-- Written instruction --
Return the listing below word for word.

◆ ◆ ◆ ◆ ◆ ◆ ◆

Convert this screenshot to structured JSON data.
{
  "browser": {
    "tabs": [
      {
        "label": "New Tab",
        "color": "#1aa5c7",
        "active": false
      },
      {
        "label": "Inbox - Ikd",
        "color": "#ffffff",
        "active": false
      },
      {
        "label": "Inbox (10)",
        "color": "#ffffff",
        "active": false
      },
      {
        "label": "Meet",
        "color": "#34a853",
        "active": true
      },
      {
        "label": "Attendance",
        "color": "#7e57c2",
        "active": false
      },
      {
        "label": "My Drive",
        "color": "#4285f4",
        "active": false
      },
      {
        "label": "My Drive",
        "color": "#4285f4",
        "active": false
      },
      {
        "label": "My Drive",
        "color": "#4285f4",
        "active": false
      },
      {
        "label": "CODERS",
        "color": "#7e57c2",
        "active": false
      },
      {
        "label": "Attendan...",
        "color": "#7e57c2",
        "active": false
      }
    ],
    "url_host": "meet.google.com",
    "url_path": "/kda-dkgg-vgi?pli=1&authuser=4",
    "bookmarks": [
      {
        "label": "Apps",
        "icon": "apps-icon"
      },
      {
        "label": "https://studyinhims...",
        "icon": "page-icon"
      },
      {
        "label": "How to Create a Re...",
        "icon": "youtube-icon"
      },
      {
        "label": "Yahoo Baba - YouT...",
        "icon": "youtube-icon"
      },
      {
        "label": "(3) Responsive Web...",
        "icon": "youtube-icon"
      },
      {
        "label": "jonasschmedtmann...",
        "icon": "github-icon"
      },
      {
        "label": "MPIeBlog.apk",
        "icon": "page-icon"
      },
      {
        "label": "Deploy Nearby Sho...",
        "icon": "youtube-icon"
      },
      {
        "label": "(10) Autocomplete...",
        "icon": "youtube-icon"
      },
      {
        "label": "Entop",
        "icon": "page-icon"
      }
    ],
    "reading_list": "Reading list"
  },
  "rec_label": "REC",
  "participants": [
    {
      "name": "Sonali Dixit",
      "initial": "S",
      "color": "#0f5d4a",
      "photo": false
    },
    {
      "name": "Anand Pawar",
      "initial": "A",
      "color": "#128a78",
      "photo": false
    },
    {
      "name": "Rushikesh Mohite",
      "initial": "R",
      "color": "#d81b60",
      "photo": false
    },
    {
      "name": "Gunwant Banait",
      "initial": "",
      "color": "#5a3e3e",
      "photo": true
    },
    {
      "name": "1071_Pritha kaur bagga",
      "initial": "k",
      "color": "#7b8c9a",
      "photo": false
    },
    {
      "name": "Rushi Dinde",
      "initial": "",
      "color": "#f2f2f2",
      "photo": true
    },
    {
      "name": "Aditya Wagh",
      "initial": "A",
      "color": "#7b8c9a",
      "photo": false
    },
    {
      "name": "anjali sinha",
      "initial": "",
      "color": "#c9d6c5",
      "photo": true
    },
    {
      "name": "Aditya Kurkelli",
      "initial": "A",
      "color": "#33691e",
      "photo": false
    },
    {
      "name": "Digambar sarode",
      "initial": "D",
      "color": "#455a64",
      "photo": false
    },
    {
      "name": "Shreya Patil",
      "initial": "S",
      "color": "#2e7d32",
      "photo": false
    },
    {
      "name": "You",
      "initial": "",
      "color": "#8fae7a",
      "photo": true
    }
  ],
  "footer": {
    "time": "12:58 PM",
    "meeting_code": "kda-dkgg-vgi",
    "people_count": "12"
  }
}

◆ ◆ ◆ ◆ ◆ ◆ ◆

-- Answer to this task --
Convert this screenshot to structured JSON data.
{
  "browser": {
    "tabs": [
      {
        "label": "New Tab",
        "color": "#1aa5c7",
        "active": false
      },
      {
        "label": "Inbox - Ikd",
        "color": "#ffffff",
        "active": false
      },
      {
        "label": "Inbox (10)",
        "color": "#ffffff",
        "active": false
      },
      {
        "label": "Meet",
        "color": "#34a853",
        "active": true
      },
      {
        "label": "Attendance",
        "color": "#7e57c2",
        "active": false
      },
      {
        "label": "My Drive",
        "color": "#4285f4",
        "active": false
      },
      {
        "label": "My Drive",
        "color": "#4285f4",
        "active": false
      },
      {
        "label": "My Drive",
        "color": "#4285f4",
        "active": false
      },
      {
        "label": "CODERS",
        "color": "#7e57c2",
        "active": false
      },
      {
        "label": "Attendan...",
        "color": "#7e57c2",
        "active": false
      }
    ],
    "url_host": "meet.google.com",
    "url_path": "/kda-dkgg-vgi?pli=1&authuser=4",
    "bookmarks": [
      {
        "label": "Apps",
        "icon": "apps-icon"
      },
      {
        "label": "https://studyinhims...",
        "icon": "page-icon"
      },
      {
        "label": "How to Create a Re...",
        "icon": "youtube-icon"
      },
      {
        "label": "Yahoo Baba - YouT...",
        "icon": "youtube-icon"
      },
      {
        "label": "(3) Responsive Web...",
        "icon": "youtube-icon"
      },
      {
        "label": "jonasschmedtmann...",
        "icon": "github-icon"
      },
      {
        "label": "MPIeBlog.apk",
        "icon": "page-icon"
      },
      {
        "label": "Deploy Nearby Sho...",
        "icon": "youtube-icon"
      },
      {
        "label": "(10) Autocomplete...",
        "icon": "youtube-icon"
      },
      {
        "label": "Entop",
        "icon": "page-icon"
      }
    ],
    "reading_list": "Reading list"
  },
  "rec_label": "REC",
  "participants": [
    {
      "name": "Sonali Dixit",
      "initial": "S",
      "color": "#0f5d4a",
      "photo": false
    },
    {
      "name": "Anand Pawar",
      "initial": "A",
      "color": "#128a78",
      "photo": false
    },
    {
      "name": "Rushikesh Mohite",
      "initial": "R",
      "color": "#d81b60",
      "photo": false
    },
    {
      "name": "Gunwant Banait",
      "initial": "",
      "color": "#5a3e3e",
      "photo": true
    },
    {
      "name": "1071_Pritha kaur bagga",
      "initial": "k",
      "color": "#7b8c9a",
      "photo": false
    },
    {
      "name": "Rushi Dinde",
      "initial": "",
      "color": "#f2f2f2",
      "photo": true
    },
    {
      "name": "Aditya Wagh",
      "initial": "A",
      "color": "#7b8c9a",
      "photo": false
    },
    {
      "name": "anjali sinha",
      "initial": "",
      "color": "#c9d6c5",
      "photo": true
    },
    {
      "name": "Aditya Kurkelli",
      "initial": "A",
      "color": "#33691e",
      "photo": false
    },
    {
      "name": "Digambar sarode",
      "initial": "D",
      "color": "#455a64",
      "photo": false
    },
    {
      "name": "Shreya Patil",
      "initial": "S",
      "color": "#2e7d32",
      "photo": false
    },
    {
      "name": "You",
      "initial": "",
      "color": "#8fae7a",
      "photo": true
    }
  ],
  "footer": {
    "time": "12:58 PM",
    "meeting_code": "kda-dkgg-vgi",
    "people_count": "12"
  }
}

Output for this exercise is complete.